■ Entries shown:
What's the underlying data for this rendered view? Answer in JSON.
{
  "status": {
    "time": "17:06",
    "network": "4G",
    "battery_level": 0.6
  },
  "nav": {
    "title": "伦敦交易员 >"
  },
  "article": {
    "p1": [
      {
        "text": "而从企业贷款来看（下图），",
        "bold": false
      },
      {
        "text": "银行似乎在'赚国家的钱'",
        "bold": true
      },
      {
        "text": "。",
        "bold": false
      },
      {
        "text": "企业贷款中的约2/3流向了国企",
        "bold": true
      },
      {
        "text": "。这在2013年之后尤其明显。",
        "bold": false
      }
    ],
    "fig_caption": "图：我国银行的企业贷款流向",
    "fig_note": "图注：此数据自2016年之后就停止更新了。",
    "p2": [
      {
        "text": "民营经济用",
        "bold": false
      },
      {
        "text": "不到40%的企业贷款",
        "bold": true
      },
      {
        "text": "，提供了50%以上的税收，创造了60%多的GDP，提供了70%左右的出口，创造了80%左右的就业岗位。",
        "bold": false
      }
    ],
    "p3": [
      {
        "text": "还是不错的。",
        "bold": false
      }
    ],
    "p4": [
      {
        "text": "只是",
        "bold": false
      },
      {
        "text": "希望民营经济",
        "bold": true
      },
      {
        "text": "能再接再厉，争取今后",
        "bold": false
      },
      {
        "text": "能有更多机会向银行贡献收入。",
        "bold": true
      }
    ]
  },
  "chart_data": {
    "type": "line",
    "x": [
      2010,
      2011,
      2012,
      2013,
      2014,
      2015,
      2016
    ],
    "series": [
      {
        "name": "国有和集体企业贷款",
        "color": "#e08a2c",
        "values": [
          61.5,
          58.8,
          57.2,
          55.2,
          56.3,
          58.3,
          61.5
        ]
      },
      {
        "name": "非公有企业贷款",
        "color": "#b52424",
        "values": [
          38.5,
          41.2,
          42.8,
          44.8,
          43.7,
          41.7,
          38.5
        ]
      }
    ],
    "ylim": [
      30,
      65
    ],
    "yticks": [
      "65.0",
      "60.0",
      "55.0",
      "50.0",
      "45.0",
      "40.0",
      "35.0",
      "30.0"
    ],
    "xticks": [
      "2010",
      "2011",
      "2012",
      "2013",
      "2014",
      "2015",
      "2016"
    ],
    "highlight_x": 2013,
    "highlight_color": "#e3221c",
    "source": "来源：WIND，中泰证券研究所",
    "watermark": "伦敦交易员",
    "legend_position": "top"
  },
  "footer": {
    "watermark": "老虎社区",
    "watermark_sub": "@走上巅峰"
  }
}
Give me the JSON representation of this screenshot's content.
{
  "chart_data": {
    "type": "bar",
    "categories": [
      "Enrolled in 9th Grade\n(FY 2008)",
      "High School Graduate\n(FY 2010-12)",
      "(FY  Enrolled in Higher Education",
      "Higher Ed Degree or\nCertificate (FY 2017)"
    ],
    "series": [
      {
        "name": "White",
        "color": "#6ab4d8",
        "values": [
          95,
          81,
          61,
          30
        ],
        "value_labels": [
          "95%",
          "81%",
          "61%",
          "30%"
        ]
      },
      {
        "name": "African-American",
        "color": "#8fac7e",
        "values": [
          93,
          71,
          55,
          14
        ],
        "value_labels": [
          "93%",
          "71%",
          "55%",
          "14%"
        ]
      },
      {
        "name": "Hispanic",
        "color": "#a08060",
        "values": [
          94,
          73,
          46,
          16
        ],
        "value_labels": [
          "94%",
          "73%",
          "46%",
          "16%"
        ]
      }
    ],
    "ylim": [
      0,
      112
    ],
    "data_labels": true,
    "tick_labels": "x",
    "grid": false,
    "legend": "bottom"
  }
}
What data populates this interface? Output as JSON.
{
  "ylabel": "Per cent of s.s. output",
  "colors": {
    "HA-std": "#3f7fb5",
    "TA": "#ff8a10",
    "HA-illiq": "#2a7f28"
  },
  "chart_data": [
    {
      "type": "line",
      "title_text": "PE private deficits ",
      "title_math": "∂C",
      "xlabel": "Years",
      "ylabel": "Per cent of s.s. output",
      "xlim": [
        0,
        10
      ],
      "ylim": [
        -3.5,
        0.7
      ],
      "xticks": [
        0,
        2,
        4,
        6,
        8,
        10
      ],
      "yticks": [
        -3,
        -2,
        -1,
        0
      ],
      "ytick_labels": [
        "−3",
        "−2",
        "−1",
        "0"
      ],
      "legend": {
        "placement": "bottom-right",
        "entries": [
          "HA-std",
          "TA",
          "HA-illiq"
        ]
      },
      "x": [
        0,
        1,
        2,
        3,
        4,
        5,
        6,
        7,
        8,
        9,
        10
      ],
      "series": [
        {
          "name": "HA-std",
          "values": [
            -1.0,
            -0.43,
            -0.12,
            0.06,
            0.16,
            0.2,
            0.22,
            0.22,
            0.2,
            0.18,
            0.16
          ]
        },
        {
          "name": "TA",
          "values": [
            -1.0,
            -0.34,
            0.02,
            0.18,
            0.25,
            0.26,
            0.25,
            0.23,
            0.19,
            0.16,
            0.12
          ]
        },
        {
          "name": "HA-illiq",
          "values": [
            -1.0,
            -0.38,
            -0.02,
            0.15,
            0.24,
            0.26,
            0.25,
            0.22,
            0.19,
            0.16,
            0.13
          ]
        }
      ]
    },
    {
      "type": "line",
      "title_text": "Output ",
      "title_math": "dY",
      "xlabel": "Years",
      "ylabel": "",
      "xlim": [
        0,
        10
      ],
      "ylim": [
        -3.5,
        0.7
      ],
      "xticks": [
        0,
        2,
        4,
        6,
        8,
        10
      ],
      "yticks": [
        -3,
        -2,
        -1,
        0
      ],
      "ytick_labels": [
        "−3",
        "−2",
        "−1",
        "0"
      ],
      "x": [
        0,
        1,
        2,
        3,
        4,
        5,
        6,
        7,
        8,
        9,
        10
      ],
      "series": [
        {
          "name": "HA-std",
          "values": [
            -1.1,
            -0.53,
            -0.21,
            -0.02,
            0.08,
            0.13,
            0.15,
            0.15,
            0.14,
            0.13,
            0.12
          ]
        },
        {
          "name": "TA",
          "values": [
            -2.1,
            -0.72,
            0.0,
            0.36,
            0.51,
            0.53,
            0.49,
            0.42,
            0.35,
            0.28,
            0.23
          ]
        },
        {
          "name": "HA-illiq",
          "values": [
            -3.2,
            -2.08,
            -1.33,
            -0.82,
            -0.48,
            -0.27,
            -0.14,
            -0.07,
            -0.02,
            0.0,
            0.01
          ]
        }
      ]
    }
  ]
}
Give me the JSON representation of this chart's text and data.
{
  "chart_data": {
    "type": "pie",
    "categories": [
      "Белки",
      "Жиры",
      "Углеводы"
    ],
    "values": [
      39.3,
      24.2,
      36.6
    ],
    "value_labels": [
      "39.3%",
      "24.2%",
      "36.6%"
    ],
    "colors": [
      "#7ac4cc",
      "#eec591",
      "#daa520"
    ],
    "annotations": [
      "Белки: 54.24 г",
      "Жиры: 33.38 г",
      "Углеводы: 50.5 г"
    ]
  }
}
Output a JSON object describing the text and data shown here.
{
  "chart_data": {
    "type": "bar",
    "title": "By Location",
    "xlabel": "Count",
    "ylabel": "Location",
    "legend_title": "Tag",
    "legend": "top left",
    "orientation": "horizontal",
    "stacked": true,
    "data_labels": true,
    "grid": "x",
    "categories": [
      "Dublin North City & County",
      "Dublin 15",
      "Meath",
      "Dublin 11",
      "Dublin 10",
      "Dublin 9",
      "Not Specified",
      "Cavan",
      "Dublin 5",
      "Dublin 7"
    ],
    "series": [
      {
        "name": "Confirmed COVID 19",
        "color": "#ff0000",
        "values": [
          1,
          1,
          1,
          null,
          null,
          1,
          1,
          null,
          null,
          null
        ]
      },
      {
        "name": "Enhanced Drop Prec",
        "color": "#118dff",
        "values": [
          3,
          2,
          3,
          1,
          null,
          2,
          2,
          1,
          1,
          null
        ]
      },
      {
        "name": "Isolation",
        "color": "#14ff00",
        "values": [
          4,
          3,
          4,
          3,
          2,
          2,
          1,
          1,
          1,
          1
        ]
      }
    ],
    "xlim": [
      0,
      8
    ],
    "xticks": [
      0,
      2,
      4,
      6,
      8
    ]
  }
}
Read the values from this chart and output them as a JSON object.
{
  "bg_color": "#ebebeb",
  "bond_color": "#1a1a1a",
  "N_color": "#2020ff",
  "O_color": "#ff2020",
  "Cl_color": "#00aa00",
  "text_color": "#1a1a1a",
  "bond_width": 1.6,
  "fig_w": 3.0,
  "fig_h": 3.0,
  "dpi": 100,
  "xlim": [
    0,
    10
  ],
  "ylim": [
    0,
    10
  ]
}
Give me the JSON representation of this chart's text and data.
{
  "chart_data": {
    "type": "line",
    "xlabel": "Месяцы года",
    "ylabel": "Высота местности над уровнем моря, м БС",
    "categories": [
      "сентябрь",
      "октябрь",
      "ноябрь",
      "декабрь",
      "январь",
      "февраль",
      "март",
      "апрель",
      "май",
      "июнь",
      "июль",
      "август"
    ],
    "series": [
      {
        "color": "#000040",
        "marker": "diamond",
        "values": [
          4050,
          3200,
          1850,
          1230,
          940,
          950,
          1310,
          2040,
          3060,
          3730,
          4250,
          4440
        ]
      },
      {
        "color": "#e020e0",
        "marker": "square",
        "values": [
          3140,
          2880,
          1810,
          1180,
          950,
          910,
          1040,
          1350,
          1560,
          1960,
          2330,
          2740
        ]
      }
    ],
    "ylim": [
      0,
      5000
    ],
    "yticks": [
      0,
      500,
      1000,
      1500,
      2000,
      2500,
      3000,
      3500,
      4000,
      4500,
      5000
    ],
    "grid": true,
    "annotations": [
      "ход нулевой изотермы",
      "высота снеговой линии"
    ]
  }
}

■ Exercise:
Emit verbatim the lines running from the one with "Read the values" through the last line of the data, both endpoints inclusive.

■ Solution below:
Read the values from this chart and output them as a JSON object.
{
  "bg_color": "#ebebeb",
  "bond_color": "#1a1a1a",
  "N_color": "#2020ff",
  "O_color": "#ff2020",
  "Cl_color": "#00aa00",
  "text_color": "#1a1a1a",
  "bond_width": 1.6,
  "fig_w": 3.0,
  "fig_h": 3.0,
  "dpi": 100,
  "xlim": [
    0,
    10
  ],
  "ylim": [
    0,
    10
  ]
}
Give me the JSON representation of this chart's text and data.
{
  "chart_data": {
    "type": "line",
    "xlabel": "Месяцы года",
    "ylabel": "Высота местности над уровнем моря, м БС",
    "categories": [
      "сентябрь",
      "октябрь",
      "ноябрь",
      "декабрь",
      "январь",
      "февраль",
      "март",
      "апрель",
      "май",
      "июнь",
      "июль",
      "август"
    ],
    "series": [
      {
        "color": "#000040",
        "marker": "diamond",
        "values": [
          4050,
          3200,
          1850,
          1230,
          940,
          950,
          1310,
          2040,
          3060,
          3730,
          4250,
          4440
        ]
      },
      {
        "color": "#e020e0",
        "marker": "square",
        "values": [
          3140,
          2880,
          1810,
          1180,
          950,
          910,
          1040,
          1350,
          1560,
          1960,
          2330,
          2740
        ]
      }
    ],
    "ylim": [
      0,
      5000
    ],
    "yticks": [
      0,
      500,
      1000,
      1500,
      2000,
      2500,
      3000,
      3500,
      4000,
      4500,
      5000
    ],
    "grid": true,
    "annotations": [
      "ход нулевой изотермы",
      "высота снеговой линии"
    ]
  }
}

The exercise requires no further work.